→ EXERCISE REQUIREMENTS: Present the data once more in exactly its original form.

→ EXCERPTED RECORDS:
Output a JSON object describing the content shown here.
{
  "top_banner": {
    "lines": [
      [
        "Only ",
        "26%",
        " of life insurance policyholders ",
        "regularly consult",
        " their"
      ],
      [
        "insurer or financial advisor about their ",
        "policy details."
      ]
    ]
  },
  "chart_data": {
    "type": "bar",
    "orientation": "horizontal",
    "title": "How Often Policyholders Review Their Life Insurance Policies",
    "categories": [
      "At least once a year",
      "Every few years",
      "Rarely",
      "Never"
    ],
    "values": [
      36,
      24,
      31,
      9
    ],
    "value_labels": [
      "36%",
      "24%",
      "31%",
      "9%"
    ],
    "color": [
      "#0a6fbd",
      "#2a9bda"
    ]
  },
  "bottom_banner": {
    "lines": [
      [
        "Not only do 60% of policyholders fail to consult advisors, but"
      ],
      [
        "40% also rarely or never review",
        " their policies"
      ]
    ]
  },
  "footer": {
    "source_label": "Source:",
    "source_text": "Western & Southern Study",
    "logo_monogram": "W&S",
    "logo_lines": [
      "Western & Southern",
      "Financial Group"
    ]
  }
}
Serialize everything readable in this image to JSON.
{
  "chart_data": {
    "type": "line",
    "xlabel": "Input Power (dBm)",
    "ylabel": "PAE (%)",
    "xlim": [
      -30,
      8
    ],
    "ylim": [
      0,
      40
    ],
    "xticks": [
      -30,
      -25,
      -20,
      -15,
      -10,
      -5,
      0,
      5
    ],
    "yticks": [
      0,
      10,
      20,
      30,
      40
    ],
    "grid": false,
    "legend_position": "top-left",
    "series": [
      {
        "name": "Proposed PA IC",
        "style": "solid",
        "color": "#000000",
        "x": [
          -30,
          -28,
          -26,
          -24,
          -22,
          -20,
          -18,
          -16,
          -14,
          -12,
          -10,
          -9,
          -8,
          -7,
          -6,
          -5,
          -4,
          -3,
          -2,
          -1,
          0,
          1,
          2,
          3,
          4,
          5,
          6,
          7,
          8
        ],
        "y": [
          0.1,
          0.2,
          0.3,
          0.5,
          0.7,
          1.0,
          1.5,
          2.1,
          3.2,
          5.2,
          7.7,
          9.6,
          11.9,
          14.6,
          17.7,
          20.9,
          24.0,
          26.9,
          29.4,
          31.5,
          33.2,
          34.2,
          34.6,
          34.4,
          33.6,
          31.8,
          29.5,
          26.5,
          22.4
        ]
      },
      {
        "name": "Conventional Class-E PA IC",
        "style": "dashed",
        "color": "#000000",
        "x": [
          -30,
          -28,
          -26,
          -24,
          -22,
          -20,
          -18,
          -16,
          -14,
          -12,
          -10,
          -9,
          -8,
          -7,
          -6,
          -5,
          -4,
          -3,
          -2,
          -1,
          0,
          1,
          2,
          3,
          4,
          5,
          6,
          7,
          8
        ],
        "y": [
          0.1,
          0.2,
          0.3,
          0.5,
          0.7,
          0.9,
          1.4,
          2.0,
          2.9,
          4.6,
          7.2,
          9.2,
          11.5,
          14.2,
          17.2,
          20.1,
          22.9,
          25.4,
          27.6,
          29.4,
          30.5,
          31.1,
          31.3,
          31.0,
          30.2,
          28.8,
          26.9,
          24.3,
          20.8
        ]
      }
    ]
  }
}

→ RESPONSE:
Output a JSON object describing the content shown here.
{
  "top_banner": {
    "lines": [
      [
        "Only ",
        "26%",
        " of life insurance policyholders ",
        "regularly consult",
        " their"
      ],
      [
        "insurer or financial advisor about their ",
        "policy details."
      ]
    ]
  },
  "chart_data": {
    "type": "bar",
    "orientation": "horizontal",
    "title": "How Often Policyholders Review Their Life Insurance Policies",
    "categories": [
      "At least once a year",
      "Every few years",
      "Rarely",
      "Never"
    ],
    "values": [
      36,
      24,
      31,
      9
    ],
    "value_labels": [
      "36%",
      "24%",
      "31%",
      "9%"
    ],
    "color": [
      "#0a6fbd",
      "#2a9bda"
    ]
  },
  "bottom_banner": {
    "lines": [
      [
        "Not only do 60% of policyholders fail to consult advisors, but"
      ],
      [
        "40% also rarely or never review",
        " their policies"
      ]
    ]
  },
  "footer": {
    "source_label": "Source:",
    "source_text": "Western & Southern Study",
    "logo_monogram": "W&S",
    "logo_lines": [
      "Western & Southern",
      "Financial Group"
    ]
  }
}
Serialize everything readable in this image to JSON.
{
  "chart_data": {
    "type": "line",
    "xlabel": "Input Power (dBm)",
    "ylabel": "PAE (%)",
    "xlim": [
      -30,
      8
    ],
    "ylim": [
      0,
      40
    ],
    "xticks": [
      -30,
      -25,
      -20,
      -15,
      -10,
      -5,
      0,
      5
    ],
    "yticks": [
      0,
      10,
      20,
      30,
      40
    ],
    "grid": false,
    "legend_position": "top-left",
    "series": [
      {
        "name": "Proposed PA IC",
        "style": "solid",
        "color": "#000000",
        "x": [
          -30,
          -28,
          -26,
          -24,
          -22,
          -20,
          -18,
          -16,
          -14,
          -12,
          -10,
          -9,
          -8,
          -7,
          -6,
          -5,
          -4,
          -3,
          -2,
          -1,
          0,
          1,
          2,
          3,
          4,
          5,
          6,
          7,
          8
        ],
        "y": [
          0.1,
          0.2,
          0.3,
          0.5,
          0.7,
          1.0,
          1.5,
          2.1,
          3.2,
          5.2,
          7.7,
          9.6,
          11.9,
          14.6,
          17.7,
          20.9,
          24.0,
          26.9,
          29.4,
          31.5,
          33.2,
          34.2,
          34.6,
          34.4,
          33.6,
          31.8,
          29.5,
          26.5,
          22.4
        ]
      },
      {
        "name": "Conventional Class-E PA IC",
        "style": "dashed",
        "color": "#000000",
        "x": [
          -30,
          -28,
          -26,
          -24,
          -22,
          -20,
          -18,
          -16,
          -14,
          -12,
          -10,
          -9,
          -8,
          -7,
          -6,
          -5,
          -4,
          -3,
          -2,
          -1,
          0,
          1,
          2,
          3,
          4,
          5,
          6,
          7,
          8
        ],
        "y": [
          0.1,
          0.2,
          0.3,
          0.5,
          0.7,
          0.9,
          1.4,
          2.0,
          2.9,
          4.6,
          7.2,
          9.2,
          11.5,
          14.2,
          17.2,
          20.1,
          22.9,
          25.4,
          27.6,
          29.4,
          30.5,
          31.1,
          31.3,
          31.0,
          30.2,
          28.8,
          26.9,
          24.3,
          20.8
        ]
      }
    ]
  }
}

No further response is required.